GOAL. Below is a listing; copy all of it exactly.

RECORD LIST.

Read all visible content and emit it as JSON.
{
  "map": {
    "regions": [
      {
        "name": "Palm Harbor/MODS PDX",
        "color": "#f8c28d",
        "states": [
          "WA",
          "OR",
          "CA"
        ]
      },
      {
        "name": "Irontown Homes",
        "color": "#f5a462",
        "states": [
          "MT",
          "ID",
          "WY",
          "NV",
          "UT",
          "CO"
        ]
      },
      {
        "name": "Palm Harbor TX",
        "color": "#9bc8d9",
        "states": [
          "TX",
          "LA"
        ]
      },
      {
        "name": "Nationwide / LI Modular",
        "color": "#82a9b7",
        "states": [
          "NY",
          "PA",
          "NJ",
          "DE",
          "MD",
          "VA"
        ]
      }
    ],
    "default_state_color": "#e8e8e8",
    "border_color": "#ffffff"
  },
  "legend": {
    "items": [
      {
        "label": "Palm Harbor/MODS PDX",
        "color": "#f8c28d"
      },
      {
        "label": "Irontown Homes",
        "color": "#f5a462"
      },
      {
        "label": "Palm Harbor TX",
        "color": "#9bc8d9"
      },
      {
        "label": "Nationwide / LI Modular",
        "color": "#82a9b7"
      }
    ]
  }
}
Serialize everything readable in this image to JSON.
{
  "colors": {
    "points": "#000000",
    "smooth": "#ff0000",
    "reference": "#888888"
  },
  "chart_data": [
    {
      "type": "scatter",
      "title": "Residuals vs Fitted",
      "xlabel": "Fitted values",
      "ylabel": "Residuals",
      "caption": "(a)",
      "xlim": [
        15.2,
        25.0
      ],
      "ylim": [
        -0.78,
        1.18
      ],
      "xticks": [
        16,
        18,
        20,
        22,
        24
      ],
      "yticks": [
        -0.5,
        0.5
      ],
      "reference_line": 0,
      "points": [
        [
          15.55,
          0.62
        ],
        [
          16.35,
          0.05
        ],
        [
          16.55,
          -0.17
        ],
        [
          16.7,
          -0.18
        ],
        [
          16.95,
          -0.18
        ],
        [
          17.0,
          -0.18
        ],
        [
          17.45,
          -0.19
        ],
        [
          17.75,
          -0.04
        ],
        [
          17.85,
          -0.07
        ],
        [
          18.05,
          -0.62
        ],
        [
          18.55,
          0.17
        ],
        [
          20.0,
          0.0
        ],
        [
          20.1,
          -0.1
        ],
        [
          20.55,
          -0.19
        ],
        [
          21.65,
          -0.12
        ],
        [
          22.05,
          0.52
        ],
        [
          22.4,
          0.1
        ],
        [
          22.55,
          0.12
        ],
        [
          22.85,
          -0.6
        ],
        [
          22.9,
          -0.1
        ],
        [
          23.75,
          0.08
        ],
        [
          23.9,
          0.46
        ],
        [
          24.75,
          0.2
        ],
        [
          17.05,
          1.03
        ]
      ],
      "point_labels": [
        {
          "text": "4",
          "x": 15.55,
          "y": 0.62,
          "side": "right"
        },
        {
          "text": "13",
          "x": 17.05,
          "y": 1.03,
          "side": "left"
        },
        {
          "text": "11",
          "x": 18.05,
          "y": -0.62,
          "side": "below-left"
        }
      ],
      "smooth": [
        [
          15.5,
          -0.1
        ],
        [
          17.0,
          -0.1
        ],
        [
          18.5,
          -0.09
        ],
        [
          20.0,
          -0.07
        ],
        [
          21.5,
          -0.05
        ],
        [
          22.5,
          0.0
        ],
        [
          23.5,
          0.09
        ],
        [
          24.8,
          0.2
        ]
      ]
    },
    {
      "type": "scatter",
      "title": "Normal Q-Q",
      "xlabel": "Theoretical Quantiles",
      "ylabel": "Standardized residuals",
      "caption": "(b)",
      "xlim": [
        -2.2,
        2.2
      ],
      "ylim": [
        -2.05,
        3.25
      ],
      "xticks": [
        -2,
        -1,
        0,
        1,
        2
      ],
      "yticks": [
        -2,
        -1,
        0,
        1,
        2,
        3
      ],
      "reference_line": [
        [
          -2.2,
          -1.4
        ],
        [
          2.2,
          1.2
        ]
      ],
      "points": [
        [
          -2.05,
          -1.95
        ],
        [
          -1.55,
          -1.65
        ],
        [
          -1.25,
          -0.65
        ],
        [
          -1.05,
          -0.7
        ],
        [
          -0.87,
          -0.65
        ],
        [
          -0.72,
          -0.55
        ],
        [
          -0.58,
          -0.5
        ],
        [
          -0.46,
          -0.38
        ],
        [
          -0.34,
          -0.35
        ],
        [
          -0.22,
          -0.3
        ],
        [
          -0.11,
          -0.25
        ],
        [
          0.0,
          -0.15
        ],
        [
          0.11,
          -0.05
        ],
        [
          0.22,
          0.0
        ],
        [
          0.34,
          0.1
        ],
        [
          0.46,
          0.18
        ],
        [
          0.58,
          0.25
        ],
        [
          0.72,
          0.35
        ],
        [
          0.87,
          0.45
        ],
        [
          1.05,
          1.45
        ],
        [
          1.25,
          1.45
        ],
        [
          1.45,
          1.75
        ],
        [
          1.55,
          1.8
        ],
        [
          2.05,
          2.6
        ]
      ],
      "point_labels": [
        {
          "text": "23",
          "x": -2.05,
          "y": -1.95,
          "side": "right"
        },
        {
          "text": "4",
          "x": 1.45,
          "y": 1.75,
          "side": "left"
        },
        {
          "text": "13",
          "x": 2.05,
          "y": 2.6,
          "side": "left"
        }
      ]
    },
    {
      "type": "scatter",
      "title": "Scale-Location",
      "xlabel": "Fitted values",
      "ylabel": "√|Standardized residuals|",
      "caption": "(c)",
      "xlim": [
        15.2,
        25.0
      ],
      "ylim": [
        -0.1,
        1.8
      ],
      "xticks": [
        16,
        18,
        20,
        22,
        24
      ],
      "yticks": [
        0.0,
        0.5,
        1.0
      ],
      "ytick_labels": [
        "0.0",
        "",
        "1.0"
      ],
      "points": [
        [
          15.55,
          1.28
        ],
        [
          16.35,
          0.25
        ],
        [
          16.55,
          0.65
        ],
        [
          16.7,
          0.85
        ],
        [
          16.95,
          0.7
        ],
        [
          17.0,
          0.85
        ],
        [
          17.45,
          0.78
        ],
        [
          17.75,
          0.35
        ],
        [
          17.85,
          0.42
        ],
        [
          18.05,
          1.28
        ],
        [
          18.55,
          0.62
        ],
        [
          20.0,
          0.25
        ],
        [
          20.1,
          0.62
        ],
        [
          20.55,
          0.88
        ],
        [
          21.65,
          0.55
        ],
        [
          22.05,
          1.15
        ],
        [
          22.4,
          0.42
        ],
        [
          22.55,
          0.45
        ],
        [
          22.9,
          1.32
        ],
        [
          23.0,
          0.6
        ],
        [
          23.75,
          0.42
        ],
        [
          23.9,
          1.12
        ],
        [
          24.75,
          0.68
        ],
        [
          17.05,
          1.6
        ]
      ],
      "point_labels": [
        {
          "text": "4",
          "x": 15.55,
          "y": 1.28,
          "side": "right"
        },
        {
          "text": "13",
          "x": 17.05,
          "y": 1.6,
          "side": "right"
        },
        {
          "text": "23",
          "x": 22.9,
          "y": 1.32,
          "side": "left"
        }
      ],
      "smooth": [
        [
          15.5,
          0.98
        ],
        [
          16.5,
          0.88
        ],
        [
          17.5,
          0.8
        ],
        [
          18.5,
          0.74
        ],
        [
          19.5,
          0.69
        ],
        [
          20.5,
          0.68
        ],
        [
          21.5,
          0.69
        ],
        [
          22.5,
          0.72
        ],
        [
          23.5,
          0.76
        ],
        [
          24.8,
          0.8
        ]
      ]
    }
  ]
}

THE SOLUTION.
Read all visible content and emit it as JSON.
{
  "map": {
    "regions": [
      {
        "name": "Palm Harbor/MODS PDX",
        "color": "#f8c28d",
        "states": [
          "WA",
          "OR",
          "CA"
        ]
      },
      {
        "name": "Irontown Homes",
        "color": "#f5a462",
        "states": [
          "MT",
          "ID",
          "WY",
          "NV",
          "UT",
          "CO"
        ]
      },
      {
        "name": "Palm Harbor TX",
        "color": "#9bc8d9",
        "states": [
          "TX",
          "LA"
        ]
      },
      {
        "name": "Nationwide / LI Modular",
        "color": "#82a9b7",
        "states": [
          "NY",
          "PA",
          "NJ",
          "DE",
          "MD",
          "VA"
        ]
      }
    ],
    "default_state_color": "#e8e8e8",
    "border_color": "#ffffff"
  },
  "legend": {
    "items": [
      {
        "label": "Palm Harbor/MODS PDX",
        "color": "#f8c28d"
      },
      {
        "label": "Irontown Homes",
        "color": "#f5a462"
      },
      {
        "label": "Palm Harbor TX",
        "color": "#9bc8d9"
      },
      {
        "label": "Nationwide / LI Modular",
        "color": "#82a9b7"
      }
    ]
  }
}
Serialize everything readable in this image to JSON.
{
  "colors": {
    "points": "#000000",
    "smooth": "#ff0000",
    "reference": "#888888"
  },
  "chart_data": [
    {
      "type": "scatter",
      "title": "Residuals vs Fitted",
      "xlabel": "Fitted values",
      "ylabel": "Residuals",
      "caption": "(a)",
      "xlim": [
        15.2,
        25.0
      ],
      "ylim": [
        -0.78,
        1.18
      ],
      "xticks": [
        16,
        18,
        20,
        22,
        24
      ],
      "yticks": [
        -0.5,
        0.5
      ],
      "reference_line": 0,
      "points": [
        [
          15.55,
          0.62
        ],
        [
          16.35,
          0.05
        ],
        [
          16.55,
          -0.17
        ],
        [
          16.7,
          -0.18
        ],
        [
          16.95,
          -0.18
        ],
        [
          17.0,
          -0.18
        ],
        [
          17.45,
          -0.19
        ],
        [
          17.75,
          -0.04
        ],
        [
          17.85,
          -0.07
        ],
        [
          18.05,
          -0.62
        ],
        [
          18.55,
          0.17
        ],
        [
          20.0,
          0.0
        ],
        [
          20.1,
          -0.1
        ],
        [
          20.55,
          -0.19
        ],
        [
          21.65,
          -0.12
        ],
        [
          22.05,
          0.52
        ],
        [
          22.4,
          0.1
        ],
        [
          22.55,
          0.12
        ],
        [
          22.85,
          -0.6
        ],
        [
          22.9,
          -0.1
        ],
        [
          23.75,
          0.08
        ],
        [
          23.9,
          0.46
        ],
        [
          24.75,
          0.2
        ],
        [
          17.05,
          1.03
        ]
      ],
      "point_labels": [
        {
          "text": "4",
          "x": 15.55,
          "y": 0.62,
          "side": "right"
        },
        {
          "text": "13",
          "x": 17.05,
          "y": 1.03,
          "side": "left"
        },
        {
          "text": "11",
          "x": 18.05,
          "y": -0.62,
          "side": "below-left"
        }
      ],
      "smooth": [
        [
          15.5,
          -0.1
        ],
        [
          17.0,
          -0.1
        ],
        [
          18.5,
          -0.09
        ],
        [
          20.0,
          -0.07
        ],
        [
          21.5,
          -0.05
        ],
        [
          22.5,
          0.0
        ],
        [
          23.5,
          0.09
        ],
        [
          24.8,
          0.2
        ]
      ]
    },
    {
      "type": "scatter",
      "title": "Normal Q-Q",
      "xlabel": "Theoretical Quantiles",
      "ylabel": "Standardized residuals",
      "caption": "(b)",
      "xlim": [
        -2.2,
        2.2
      ],
      "ylim": [
        -2.05,
        3.25
      ],
      "xticks": [
        -2,
        -1,
        0,
        1,
        2
      ],
      "yticks": [
        -2,
        -1,
        0,
        1,
        2,
        3
      ],
      "reference_line": [
        [
          -2.2,
          -1.4
        ],
        [
          2.2,
          1.2
        ]
      ],
      "points": [
        [
          -2.05,
          -1.95
        ],
        [
          -1.55,
          -1.65
        ],
        [
          -1.25,
          -0.65
        ],
        [
          -1.05,
          -0.7
        ],
        [
          -0.87,
          -0.65
        ],
        [
          -0.72,
          -0.55
        ],
        [
          -0.58,
          -0.5
        ],
        [
          -0.46,
          -0.38
        ],
        [
          -0.34,
          -0.35
        ],
        [
          -0.22,
          -0.3
        ],
        [
          -0.11,
          -0.25
        ],
        [
          0.0,
          -0.15
        ],
        [
          0.11,
          -0.05
        ],
        [
          0.22,
          0.0
        ],
        [
          0.34,
          0.1
        ],
        [
          0.46,
          0.18
        ],
        [
          0.58,
          0.25
        ],
        [
          0.72,
          0.35
        ],
        [
          0.87,
          0.45
        ],
        [
          1.05,
          1.45
        ],
        [
          1.25,
          1.45
        ],
        [
          1.45,
          1.75
        ],
        [
          1.55,
          1.8
        ],
        [
          2.05,
          2.6
        ]
      ],
      "point_labels": [
        {
          "text": "23",
          "x": -2.05,
          "y": -1.95,
          "side": "right"
        },
        {
          "text": "4",
          "x": 1.45,
          "y": 1.75,
          "side": "left"
        },
        {
          "text": "13",
          "x": 2.05,
          "y": 2.6,
          "side": "left"
        }
      ]
    },
    {
      "type": "scatter",
      "title": "Scale-Location",
      "xlabel": "Fitted values",
      "ylabel": "√|Standardized residuals|",
      "caption": "(c)",
      "xlim": [
        15.2,
        25.0
      ],
      "ylim": [
        -0.1,
        1.8
      ],
      "xticks": [
        16,
        18,
        20,
        22,
        24
      ],
      "yticks": [
        0.0,
        0.5,
        1.0
      ],
      "ytick_labels": [
        "0.0",
        "",
        "1.0"
      ],
      "points": [
        [
          15.55,
          1.28
        ],
        [
          16.35,
          0.25
        ],
        [
          16.55,
          0.65
        ],
        [
          16.7,
          0.85
        ],
        [
          16.95,
          0.7
        ],
        [
          17.0,
          0.85
        ],
        [
          17.45,
          0.78
        ],
        [
          17.75,
          0.35
        ],
        [
          17.85,
          0.42
        ],
        [
          18.05,
          1.28
        ],
        [
          18.55,
          0.62
        ],
        [
          20.0,
          0.25
        ],
        [
          20.1,
          0.62
        ],
        [
          20.55,
          0.88
        ],
        [
          21.65,
          0.55
        ],
        [
          22.05,
          1.15
        ],
        [
          22.4,
          0.42
        ],
        [
          22.55,
          0.45
        ],
        [
          22.9,
          1.32
        ],
        [
          23.0,
          0.6
        ],
        [
          23.75,
          0.42
        ],
        [
          23.9,
          1.12
        ],
        [
          24.75,
          0.68
        ],
        [
          17.05,
          1.6
        ]
      ],
      "point_labels": [
        {
          "text": "4",
          "x": 15.55,
          "y": 1.28,
          "side": "right"
        },
        {
          "text": "13",
          "x": 17.05,
          "y": 1.6,
          "side": "right"
        },
        {
          "text": "23",
          "x": 22.9,
          "y": 1.32,
          "side": "left"
        }
      ],
      "smooth": [
        [
          15.5,
          0.98
        ],
        [
          16.5,
          0.88
        ],
        [
          17.5,
          0.8
        ],
        [
          18.5,
          0.74
        ],
        [
          19.5,
          0.69
        ],
        [
          20.5,
          0.68
        ],
        [
          21.5,
          0.69
        ],
        [
          22.5,
          0.72
        ],
        [
          23.5,
          0.76
        ],
        [
          24.8,
          0.8
        ]
      ]
    }
  ]
}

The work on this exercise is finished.